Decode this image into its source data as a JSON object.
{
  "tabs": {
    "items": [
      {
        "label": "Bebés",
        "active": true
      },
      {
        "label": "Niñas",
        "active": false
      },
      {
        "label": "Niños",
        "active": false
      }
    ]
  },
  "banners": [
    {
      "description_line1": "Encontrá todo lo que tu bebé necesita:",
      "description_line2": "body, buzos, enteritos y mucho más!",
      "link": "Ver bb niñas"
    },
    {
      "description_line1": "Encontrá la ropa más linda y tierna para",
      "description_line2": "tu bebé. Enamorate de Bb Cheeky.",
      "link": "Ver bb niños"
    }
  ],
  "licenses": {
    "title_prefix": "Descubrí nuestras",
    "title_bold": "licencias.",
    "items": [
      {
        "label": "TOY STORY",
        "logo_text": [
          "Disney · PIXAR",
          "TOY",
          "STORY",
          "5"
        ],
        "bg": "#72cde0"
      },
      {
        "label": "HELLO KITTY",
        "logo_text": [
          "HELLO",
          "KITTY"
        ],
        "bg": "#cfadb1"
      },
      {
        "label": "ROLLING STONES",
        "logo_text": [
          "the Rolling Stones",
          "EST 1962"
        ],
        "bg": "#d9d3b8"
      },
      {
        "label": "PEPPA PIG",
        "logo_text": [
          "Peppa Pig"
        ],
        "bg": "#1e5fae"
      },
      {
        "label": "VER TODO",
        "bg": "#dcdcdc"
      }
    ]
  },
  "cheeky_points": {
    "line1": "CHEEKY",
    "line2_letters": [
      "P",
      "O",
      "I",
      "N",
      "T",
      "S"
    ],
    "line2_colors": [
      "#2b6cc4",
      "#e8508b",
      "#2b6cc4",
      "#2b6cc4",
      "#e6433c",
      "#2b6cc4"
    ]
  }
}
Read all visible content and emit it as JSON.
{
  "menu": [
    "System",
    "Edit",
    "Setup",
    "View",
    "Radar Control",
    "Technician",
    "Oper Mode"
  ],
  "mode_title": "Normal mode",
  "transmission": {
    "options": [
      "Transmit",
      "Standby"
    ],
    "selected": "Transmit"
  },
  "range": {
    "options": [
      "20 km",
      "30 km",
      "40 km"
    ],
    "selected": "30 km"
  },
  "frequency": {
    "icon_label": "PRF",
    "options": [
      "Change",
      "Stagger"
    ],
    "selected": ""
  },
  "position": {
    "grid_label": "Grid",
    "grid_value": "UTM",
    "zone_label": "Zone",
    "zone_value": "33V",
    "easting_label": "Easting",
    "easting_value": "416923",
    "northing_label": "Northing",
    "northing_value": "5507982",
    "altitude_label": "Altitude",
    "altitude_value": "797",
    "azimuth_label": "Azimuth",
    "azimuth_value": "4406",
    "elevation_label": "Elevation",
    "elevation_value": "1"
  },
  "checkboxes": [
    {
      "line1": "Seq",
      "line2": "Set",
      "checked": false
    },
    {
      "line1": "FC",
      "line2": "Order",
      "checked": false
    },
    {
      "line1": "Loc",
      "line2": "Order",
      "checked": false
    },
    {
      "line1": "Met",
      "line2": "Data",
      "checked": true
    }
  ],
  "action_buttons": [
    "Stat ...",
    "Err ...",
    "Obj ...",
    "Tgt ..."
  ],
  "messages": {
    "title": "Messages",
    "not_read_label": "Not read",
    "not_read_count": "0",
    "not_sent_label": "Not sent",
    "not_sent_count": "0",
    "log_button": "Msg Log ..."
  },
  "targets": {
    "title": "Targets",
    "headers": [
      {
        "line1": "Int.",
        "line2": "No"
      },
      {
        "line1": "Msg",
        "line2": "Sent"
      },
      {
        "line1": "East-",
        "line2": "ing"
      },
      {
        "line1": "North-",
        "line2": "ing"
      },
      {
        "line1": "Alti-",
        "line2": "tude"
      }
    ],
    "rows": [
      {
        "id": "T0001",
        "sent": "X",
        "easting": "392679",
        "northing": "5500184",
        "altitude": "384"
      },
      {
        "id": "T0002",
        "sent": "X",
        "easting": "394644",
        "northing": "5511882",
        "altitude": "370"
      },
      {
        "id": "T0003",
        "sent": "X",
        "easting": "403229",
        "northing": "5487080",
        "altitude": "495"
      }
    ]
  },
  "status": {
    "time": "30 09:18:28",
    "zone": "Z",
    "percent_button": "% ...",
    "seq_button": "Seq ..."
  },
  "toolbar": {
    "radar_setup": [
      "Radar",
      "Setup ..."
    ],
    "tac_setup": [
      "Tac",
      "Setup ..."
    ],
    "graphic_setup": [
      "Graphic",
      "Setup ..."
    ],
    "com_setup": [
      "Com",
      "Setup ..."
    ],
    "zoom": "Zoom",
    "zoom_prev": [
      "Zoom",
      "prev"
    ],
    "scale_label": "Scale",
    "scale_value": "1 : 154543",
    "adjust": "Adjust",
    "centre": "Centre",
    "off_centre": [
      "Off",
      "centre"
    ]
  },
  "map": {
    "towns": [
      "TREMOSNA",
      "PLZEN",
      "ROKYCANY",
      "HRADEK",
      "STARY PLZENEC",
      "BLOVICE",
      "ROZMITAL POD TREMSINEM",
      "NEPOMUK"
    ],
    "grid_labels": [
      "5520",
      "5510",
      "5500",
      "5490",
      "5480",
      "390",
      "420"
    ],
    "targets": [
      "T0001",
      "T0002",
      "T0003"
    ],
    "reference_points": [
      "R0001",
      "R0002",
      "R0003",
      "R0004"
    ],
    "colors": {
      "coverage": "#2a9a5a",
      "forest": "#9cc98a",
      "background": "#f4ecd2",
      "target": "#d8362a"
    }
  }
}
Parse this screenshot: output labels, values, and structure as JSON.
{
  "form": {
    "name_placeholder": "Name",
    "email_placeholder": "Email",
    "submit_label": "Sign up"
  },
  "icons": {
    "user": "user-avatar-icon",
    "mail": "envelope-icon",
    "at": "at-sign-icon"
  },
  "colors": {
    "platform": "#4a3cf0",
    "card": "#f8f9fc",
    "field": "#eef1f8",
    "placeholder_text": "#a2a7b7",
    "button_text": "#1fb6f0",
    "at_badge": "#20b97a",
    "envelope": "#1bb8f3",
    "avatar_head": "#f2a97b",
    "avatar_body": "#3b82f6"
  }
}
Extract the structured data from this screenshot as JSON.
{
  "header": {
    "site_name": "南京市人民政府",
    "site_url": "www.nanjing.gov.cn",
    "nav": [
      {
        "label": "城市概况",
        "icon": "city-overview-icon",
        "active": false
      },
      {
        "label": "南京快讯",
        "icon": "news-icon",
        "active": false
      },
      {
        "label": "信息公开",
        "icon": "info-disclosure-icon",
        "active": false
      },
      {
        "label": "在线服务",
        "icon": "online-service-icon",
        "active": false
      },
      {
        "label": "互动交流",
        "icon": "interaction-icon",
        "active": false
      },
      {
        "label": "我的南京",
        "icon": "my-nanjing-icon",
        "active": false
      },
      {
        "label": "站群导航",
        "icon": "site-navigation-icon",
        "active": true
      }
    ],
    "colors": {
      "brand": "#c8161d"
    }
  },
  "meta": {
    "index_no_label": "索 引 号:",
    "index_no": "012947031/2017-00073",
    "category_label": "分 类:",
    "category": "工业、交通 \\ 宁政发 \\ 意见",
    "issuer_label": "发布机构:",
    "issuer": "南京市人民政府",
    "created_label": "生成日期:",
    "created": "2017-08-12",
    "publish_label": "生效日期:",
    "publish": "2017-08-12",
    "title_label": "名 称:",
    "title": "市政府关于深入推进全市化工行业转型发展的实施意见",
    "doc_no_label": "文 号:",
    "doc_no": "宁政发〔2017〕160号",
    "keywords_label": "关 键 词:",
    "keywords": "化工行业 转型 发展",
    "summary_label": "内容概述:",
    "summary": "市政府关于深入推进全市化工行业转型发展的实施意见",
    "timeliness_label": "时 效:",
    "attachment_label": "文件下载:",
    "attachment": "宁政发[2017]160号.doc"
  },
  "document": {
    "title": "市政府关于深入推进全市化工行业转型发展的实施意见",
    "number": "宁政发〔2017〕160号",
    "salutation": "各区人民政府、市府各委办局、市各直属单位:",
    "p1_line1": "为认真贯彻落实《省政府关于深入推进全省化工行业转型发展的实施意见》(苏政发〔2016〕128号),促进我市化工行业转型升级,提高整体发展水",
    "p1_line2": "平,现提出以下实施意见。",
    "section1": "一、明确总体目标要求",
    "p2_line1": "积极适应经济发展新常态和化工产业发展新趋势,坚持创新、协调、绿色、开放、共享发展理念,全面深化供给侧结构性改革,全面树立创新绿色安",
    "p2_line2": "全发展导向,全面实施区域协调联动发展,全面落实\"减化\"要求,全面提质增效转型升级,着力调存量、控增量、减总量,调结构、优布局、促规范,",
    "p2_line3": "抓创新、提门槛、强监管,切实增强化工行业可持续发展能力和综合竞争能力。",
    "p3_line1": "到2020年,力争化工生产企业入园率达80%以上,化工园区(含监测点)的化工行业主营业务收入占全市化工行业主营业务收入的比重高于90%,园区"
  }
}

····················

■ **Goal**
Locate "Extract the structured" in the material, then quote the line that contains it and all lines after it through the final one.

■ **Expected answer**
Extract the structured data from this screenshot as JSON.
{
  "header": {
    "site_name": "南京市人民政府",
    "site_url": "www.nanjing.gov.cn",
    "nav": [
      {
        "label": "城市概况",
        "icon": "city-overview-icon",
        "active": false
      },
      {
        "label": "南京快讯",
        "icon": "news-icon",
        "active": false
      },
      {
        "label": "信息公开",
        "icon": "info-disclosure-icon",
        "active": false
      },
      {
        "label": "在线服务",
        "icon": "online-service-icon",
        "active": false
      },
      {
        "label": "互动交流",
        "icon": "interaction-icon",
        "active": false
      },
      {
        "label": "我的南京",
        "icon": "my-nanjing-icon",
        "active": false
      },
      {
        "label": "站群导航",
        "icon": "site-navigation-icon",
        "active": true
      }
    ],
    "colors": {
      "brand": "#c8161d"
    }
  },
  "meta": {
    "index_no_label": "索 引 号:",
    "index_no": "012947031/2017-00073",
    "category_label": "分 类:",
    "category": "工业、交通 \\ 宁政发 \\ 意见",
    "issuer_label": "发布机构:",
    "issuer": "南京市人民政府",
    "created_label": "生成日期:",
    "created": "2017-08-12",
    "publish_label": "生效日期:",
    "publish": "2017-08-12",
    "title_label": "名 称:",
    "title": "市政府关于深入推进全市化工行业转型发展的实施意见",
    "doc_no_label": "文 号:",
    "doc_no": "宁政发〔2017〕160号",
    "keywords_label": "关 键 词:",
    "keywords": "化工行业 转型 发展",
    "summary_label": "内容概述:",
    "summary": "市政府关于深入推进全市化工行业转型发展的实施意见",
    "timeliness_label": "时 效:",
    "attachment_label": "文件下载:",
    "attachment": "宁政发[2017]160号.doc"
  },
  "document": {
    "title": "市政府关于深入推进全市化工行业转型发展的实施意见",
    "number": "宁政发〔2017〕160号",
    "salutation": "各区人民政府、市府各委办局、市各直属单位:",
    "p1_line1": "为认真贯彻落实《省政府关于深入推进全省化工行业转型发展的实施意见》(苏政发〔2016〕128号),促进我市化工行业转型升级,提高整体发展水",
    "p1_line2": "平,现提出以下实施意见。",
    "section1": "一、明确总体目标要求",
    "p2_line1": "积极适应经济发展新常态和化工产业发展新趋势,坚持创新、协调、绿色、开放、共享发展理念,全面深化供给侧结构性改革,全面树立创新绿色安",
    "p2_line2": "全发展导向,全面实施区域协调联动发展,全面落实\"减化\"要求,全面提质增效转型升级,着力调存量、控增量、减总量,调结构、优布局、促规范,",
    "p2_line3": "抓创新、提门槛、强监管,切实增强化工行业可持续发展能力和综合竞争能力。",
    "p3_line1": "到2020年,力争化工生产企业入园率达80%以上,化工园区(含监测点)的化工行业主营业务收入占全市化工行业主营业务收入的比重高于90%,园区"
  }
}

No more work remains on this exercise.